Would you transcribe the whole listing exactly, minus its pictures?

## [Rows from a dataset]
_ _ _ _ _
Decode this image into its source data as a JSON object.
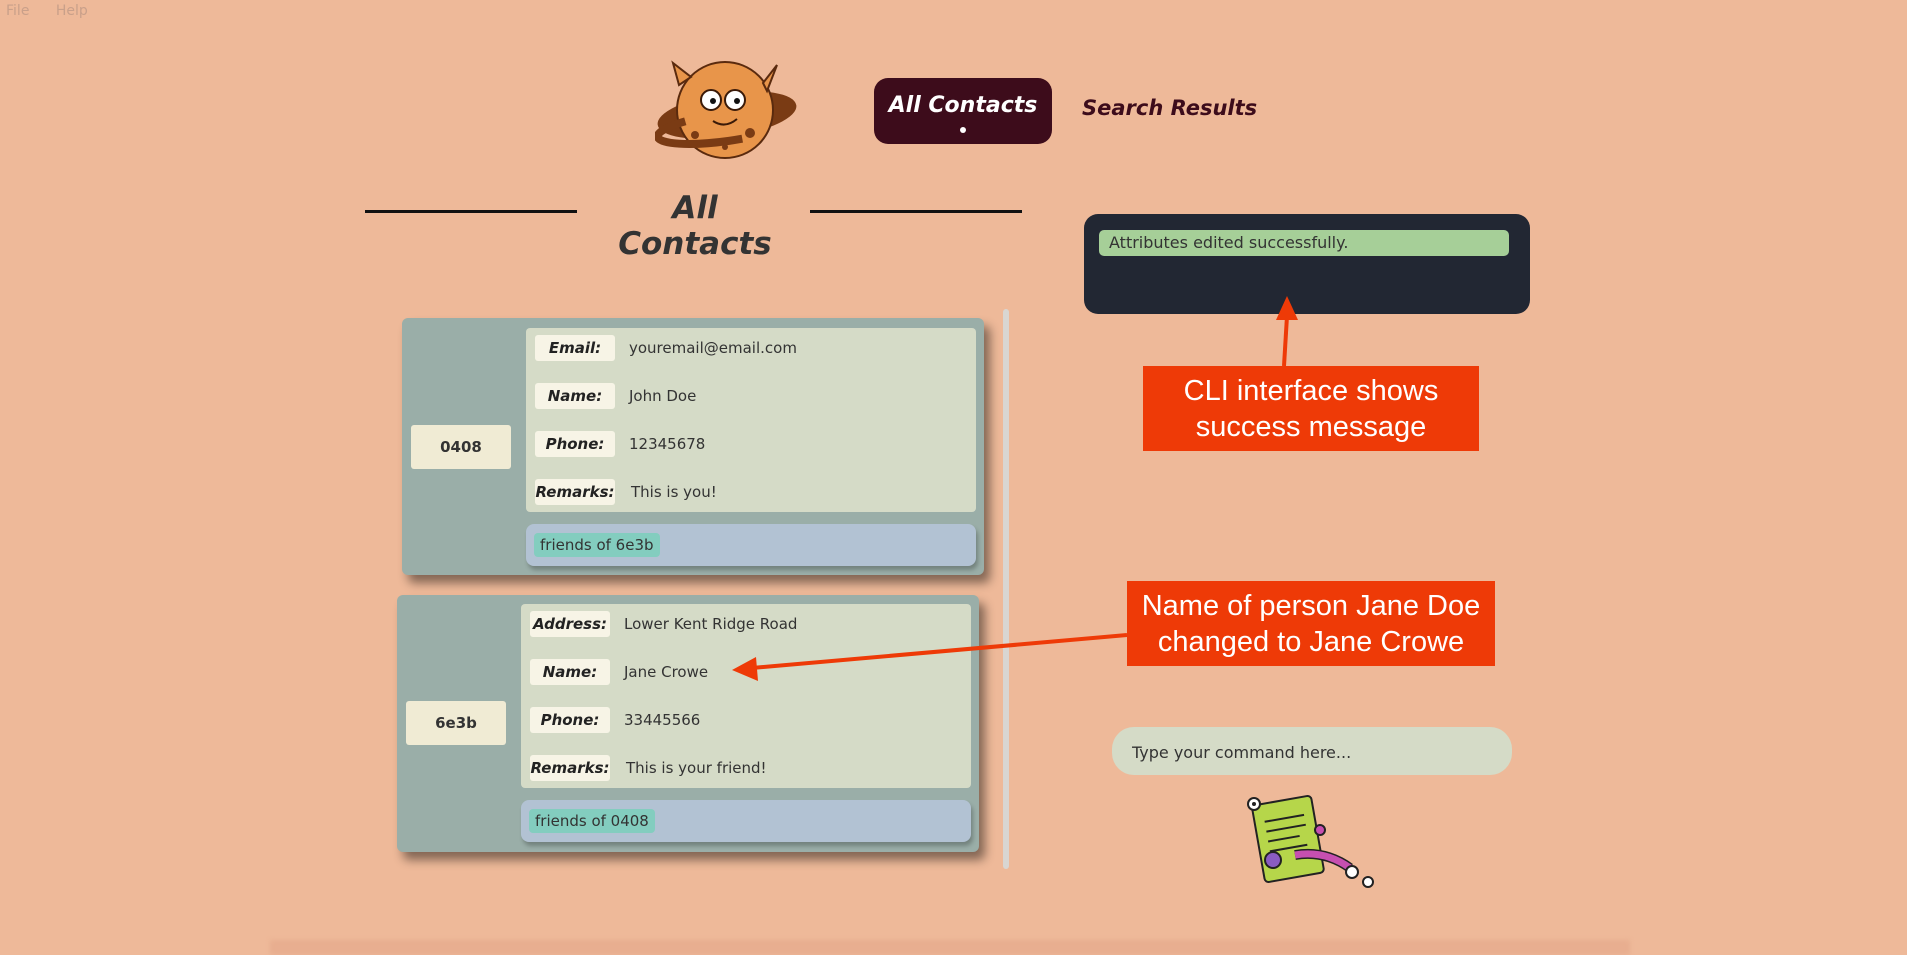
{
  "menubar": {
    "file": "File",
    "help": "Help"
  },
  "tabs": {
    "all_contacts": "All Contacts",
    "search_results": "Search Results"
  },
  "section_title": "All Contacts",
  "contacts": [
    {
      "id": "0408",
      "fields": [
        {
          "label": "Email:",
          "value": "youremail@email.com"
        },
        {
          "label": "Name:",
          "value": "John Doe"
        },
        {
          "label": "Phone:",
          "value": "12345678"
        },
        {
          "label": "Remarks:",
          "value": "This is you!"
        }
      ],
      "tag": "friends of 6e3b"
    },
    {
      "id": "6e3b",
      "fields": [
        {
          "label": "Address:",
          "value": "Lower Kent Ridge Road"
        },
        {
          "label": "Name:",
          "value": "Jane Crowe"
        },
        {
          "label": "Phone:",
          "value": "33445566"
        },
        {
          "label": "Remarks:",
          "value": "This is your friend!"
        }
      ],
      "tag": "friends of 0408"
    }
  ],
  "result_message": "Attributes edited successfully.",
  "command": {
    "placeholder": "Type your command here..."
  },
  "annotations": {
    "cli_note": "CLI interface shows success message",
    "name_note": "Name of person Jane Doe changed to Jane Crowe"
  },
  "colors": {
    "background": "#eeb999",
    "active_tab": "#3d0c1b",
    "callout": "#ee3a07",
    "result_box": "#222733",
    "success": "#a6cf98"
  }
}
_ _ _ _ _
## [SOLUTION TO THIS EXERCISE]
Decode this image into its source data as a JSON object.
{
  "menubar": {
    "file": "File",
    "help": "Help"
  },
  "tabs": {
    "all_contacts": "All Contacts",
    "search_results": "Search Results"
  },
  "section_title": "All Contacts",
  "contacts": [
    {
      "id": "0408",
      "fields": [
        {
          "label": "Email:",
          "value": "youremail@email.com"
        },
        {
          "label": "Name:",
          "value": "John Doe"
        },
        {
          "label": "Phone:",
          "value": "12345678"
        },
        {
          "label": "Remarks:",
          "value": "This is you!"
        }
      ],
      "tag": "friends of 6e3b"
    },
    {
      "id": "6e3b",
      "fields": [
        {
          "label": "Address:",
          "value": "Lower Kent Ridge Road"
        },
        {
          "label": "Name:",
          "value": "Jane Crowe"
        },
        {
          "label": "Phone:",
          "value": "33445566"
        },
        {
          "label": "Remarks:",
          "value": "This is your friend!"
        }
      ],
      "tag": "friends of 0408"
    }
  ],
  "result_message": "Attributes edited successfully.",
  "command": {
    "placeholder": "Type your command here..."
  },
  "annotations": {
    "cli_note": "CLI interface shows success message",
    "name_note": "Name of person Jane Doe changed to Jane Crowe"
  },
  "colors": {
    "background": "#eeb999",
    "active_tab": "#3d0c1b",
    "callout": "#ee3a07",
    "result_box": "#222733",
    "success": "#a6cf98"
  }
}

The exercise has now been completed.